What is expected: Go through each line of the records below and count those with the word "Peak"; give only the total.

Excerpts from a figure dataset
════════════════
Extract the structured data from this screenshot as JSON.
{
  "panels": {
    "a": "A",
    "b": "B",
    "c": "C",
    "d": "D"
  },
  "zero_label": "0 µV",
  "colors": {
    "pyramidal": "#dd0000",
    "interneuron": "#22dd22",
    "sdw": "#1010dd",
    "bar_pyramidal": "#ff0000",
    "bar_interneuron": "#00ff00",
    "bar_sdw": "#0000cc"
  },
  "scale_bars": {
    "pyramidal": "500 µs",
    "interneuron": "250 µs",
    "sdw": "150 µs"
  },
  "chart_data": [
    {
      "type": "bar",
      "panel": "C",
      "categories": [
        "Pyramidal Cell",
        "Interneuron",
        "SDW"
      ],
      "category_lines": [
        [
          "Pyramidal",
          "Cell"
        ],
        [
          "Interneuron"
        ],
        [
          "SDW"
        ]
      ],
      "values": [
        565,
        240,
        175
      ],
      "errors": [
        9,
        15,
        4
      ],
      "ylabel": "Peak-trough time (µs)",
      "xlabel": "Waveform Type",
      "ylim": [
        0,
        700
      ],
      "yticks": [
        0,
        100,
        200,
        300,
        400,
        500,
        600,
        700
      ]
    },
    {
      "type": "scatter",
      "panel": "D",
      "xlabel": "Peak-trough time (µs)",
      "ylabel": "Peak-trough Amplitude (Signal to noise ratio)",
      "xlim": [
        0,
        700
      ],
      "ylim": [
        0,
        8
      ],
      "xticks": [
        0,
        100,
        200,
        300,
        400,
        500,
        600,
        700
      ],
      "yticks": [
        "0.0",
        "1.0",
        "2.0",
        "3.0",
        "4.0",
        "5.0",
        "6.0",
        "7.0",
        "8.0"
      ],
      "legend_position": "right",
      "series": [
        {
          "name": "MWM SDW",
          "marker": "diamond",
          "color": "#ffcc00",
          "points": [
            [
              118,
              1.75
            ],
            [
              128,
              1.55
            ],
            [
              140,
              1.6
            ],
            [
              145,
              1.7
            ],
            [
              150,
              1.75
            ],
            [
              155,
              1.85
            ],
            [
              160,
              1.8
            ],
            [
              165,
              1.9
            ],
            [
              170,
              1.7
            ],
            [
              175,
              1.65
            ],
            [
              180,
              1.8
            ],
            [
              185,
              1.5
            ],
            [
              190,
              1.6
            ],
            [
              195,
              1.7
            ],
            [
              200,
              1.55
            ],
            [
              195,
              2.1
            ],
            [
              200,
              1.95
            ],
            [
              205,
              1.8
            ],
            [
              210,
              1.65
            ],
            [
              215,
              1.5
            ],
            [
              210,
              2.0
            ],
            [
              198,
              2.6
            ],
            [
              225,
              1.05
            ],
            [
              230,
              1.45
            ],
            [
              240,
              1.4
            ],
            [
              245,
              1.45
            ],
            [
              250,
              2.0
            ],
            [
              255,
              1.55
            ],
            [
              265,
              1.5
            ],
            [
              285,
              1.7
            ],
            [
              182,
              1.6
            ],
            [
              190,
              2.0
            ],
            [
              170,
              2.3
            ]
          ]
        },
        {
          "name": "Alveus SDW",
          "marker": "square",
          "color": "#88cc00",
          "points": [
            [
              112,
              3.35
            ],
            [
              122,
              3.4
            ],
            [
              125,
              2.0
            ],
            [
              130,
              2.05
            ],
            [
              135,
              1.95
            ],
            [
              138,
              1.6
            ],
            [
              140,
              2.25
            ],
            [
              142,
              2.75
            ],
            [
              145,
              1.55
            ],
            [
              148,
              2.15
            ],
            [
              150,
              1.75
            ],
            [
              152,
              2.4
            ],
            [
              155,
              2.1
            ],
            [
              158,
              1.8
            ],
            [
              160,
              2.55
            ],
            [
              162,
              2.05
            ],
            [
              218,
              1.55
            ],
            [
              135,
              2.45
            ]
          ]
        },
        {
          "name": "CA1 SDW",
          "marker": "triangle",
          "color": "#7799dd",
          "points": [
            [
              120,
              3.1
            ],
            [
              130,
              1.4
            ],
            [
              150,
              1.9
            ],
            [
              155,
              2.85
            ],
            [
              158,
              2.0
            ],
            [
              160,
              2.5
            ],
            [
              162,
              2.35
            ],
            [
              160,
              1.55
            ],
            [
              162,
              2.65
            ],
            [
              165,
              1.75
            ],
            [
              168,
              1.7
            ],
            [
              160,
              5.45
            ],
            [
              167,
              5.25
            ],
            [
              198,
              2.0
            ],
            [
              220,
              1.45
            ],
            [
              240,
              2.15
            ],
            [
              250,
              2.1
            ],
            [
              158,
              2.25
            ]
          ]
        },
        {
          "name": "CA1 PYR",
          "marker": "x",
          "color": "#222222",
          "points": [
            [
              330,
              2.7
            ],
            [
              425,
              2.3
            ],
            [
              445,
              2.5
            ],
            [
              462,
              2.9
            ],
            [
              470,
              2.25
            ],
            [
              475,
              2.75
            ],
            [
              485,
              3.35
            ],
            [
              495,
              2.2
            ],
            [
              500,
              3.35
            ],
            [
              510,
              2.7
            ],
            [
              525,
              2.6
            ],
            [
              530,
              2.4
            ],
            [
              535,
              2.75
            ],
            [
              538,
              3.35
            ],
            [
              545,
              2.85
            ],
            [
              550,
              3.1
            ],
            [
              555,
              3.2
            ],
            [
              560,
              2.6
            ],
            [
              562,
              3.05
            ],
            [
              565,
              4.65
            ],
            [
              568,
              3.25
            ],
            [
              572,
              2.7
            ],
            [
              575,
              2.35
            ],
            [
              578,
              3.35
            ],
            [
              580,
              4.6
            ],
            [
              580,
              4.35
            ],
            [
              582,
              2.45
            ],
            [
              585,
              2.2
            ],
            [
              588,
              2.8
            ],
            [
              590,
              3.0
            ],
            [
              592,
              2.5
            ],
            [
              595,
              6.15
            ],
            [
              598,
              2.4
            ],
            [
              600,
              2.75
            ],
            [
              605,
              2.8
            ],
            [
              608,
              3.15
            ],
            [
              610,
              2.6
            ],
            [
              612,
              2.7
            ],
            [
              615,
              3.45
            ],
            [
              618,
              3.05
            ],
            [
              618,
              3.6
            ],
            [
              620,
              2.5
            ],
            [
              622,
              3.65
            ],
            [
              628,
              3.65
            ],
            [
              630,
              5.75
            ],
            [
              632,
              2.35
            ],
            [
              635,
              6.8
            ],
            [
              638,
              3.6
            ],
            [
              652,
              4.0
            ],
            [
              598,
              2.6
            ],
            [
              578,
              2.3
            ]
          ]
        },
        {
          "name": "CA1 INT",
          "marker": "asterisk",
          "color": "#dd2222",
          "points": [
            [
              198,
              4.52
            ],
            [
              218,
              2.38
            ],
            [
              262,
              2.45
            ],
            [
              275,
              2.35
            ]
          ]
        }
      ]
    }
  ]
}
════════════════
Exercise output: 3